■ Exercise prompt
Search the data below for the word "placeholder" and copy each line that holds it.

BEGIN Record list

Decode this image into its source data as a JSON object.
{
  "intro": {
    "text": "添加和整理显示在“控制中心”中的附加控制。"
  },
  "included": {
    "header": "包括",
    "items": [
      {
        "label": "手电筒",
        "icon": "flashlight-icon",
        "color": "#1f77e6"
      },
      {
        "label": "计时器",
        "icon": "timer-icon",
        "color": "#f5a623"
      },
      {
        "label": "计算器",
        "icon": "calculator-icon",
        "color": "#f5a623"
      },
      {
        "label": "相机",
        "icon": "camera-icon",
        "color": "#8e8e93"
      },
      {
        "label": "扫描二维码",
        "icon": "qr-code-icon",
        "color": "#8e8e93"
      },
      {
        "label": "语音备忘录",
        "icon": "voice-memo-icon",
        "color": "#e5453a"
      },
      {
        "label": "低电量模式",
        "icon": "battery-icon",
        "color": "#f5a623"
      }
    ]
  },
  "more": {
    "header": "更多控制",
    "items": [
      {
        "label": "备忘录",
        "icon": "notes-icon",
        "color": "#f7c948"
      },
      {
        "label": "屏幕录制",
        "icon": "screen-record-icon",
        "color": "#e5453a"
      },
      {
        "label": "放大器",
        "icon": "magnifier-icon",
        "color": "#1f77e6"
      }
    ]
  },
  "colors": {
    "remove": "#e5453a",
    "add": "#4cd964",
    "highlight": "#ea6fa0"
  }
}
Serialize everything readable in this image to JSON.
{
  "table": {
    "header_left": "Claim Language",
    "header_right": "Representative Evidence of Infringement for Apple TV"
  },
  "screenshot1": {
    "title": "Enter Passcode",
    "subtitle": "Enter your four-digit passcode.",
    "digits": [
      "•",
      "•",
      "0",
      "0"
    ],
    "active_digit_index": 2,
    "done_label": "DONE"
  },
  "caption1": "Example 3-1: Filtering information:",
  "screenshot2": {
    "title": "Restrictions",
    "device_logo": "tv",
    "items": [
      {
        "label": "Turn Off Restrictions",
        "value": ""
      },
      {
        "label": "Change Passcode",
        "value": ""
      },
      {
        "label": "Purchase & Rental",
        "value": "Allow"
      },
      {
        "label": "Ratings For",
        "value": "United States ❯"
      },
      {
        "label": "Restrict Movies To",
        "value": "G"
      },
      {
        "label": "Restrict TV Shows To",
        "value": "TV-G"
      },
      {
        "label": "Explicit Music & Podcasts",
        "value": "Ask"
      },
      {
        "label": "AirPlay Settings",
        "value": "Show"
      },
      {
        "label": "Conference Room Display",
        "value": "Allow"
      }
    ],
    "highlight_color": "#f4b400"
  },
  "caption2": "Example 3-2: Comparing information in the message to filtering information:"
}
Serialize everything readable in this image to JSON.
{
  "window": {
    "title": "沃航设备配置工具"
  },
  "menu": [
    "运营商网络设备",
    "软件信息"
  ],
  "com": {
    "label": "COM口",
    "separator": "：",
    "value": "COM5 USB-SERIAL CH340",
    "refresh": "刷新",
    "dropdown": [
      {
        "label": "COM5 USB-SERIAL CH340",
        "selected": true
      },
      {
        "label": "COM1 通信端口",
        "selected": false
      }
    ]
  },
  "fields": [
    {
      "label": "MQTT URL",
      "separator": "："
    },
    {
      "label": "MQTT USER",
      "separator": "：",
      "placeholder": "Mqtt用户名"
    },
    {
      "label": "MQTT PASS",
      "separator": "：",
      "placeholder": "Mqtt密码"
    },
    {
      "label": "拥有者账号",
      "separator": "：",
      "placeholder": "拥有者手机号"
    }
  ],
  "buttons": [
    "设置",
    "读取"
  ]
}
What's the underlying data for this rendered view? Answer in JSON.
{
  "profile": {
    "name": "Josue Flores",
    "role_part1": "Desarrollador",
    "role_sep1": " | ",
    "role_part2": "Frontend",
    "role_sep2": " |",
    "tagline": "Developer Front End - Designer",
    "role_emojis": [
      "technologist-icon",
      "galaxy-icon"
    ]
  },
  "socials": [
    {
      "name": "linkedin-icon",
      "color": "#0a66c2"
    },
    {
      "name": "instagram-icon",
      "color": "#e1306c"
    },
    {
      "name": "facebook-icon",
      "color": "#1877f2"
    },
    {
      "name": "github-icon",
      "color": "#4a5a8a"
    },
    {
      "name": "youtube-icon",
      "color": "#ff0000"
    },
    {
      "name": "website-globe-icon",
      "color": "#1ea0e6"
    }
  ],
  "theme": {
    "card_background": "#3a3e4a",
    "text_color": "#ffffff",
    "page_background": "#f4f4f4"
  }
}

END Record list

■ Solution
      "placeholder": "Mqtt用户名"
      "placeholder": "Mqtt密码"
      "placeholder": "拥有者手机号"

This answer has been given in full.